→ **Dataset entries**
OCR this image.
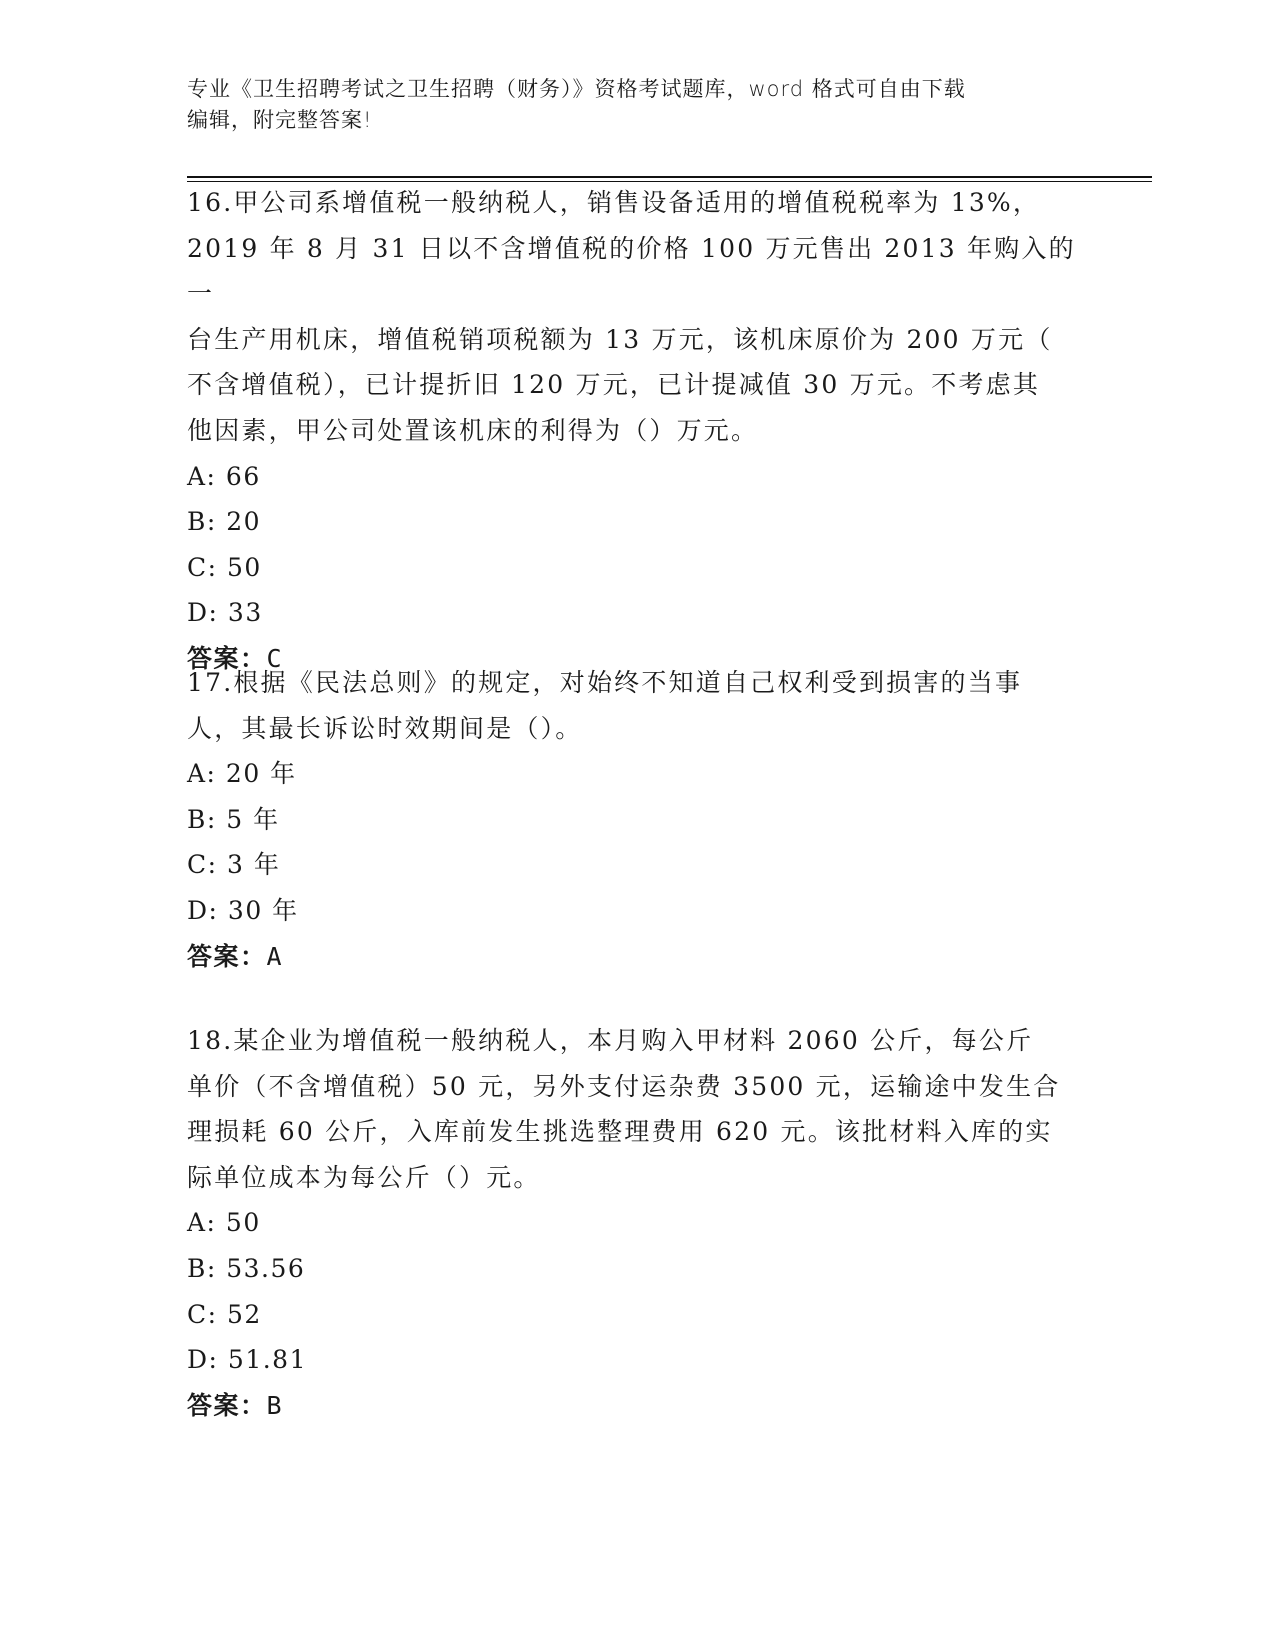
专业《卫生招聘考试之卫生招聘（财务）》资格考试题库，word 格式可自由下载
编辑，附完整答案!

16.甲公司系增值税一般纳税人，销售设备适用的增值税税率为 13%，

2019 年 8 月 31 日以不含增值税的价格 100 万元售出 2013 年购入的一

台生产用机床，增值税销项税额为 13 万元，该机床原价为 200 万元（

不含增值税），已计提折旧 120 万元，已计提减值 30 万元。不考虑其

他因素，甲公司处置该机床的利得为（）万元。

A: 66

B: 20

C: 50

D: 33

答案：C

17.根据《民法总则》的规定，对始终不知道自己权利受到损害的当事

人，其最长诉讼时效期间是（）。

A: 20 年

B: 5 年

C: 3 年

D: 30 年

答案：A

18.某企业为增值税一般纳税人，本月购入甲材料 2060 公斤，每公斤

单价（不含增值税）50 元，另外支付运杂费 3500 元，运输途中发生合

理损耗 60 公斤，入库前发生挑选整理费用 620 元。该批材料入库的实

际单位成本为每公斤（）元。

A: 50

B: 53.56

C: 52

D: 51.81

答案：B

→ **What to do**
Copy out all of the material exactly as written, without its pictures.

→ **The output**
OCR this image.
专业《卫生招聘考试之卫生招聘（财务）》资格考试题库，word 格式可自由下载
编辑，附完整答案!

16.甲公司系增值税一般纳税人，销售设备适用的增值税税率为 13%，

2019 年 8 月 31 日以不含增值税的价格 100 万元售出 2013 年购入的一

台生产用机床，增值税销项税额为 13 万元，该机床原价为 200 万元（

不含增值税），已计提折旧 120 万元，已计提减值 30 万元。不考虑其

他因素，甲公司处置该机床的利得为（）万元。

A: 66

B: 20

C: 50

D: 33

答案：C

17.根据《民法总则》的规定，对始终不知道自己权利受到损害的当事

人，其最长诉讼时效期间是（）。

A: 20 年

B: 5 年

C: 3 年

D: 30 年

答案：A

18.某企业为增值税一般纳税人，本月购入甲材料 2060 公斤，每公斤

单价（不含增值税）50 元，另外支付运杂费 3500 元，运输途中发生合

理损耗 60 公斤，入库前发生挑选整理费用 620 元。该批材料入库的实

际单位成本为每公斤（）元。

A: 50

B: 53.56

C: 52

D: 51.81

答案：B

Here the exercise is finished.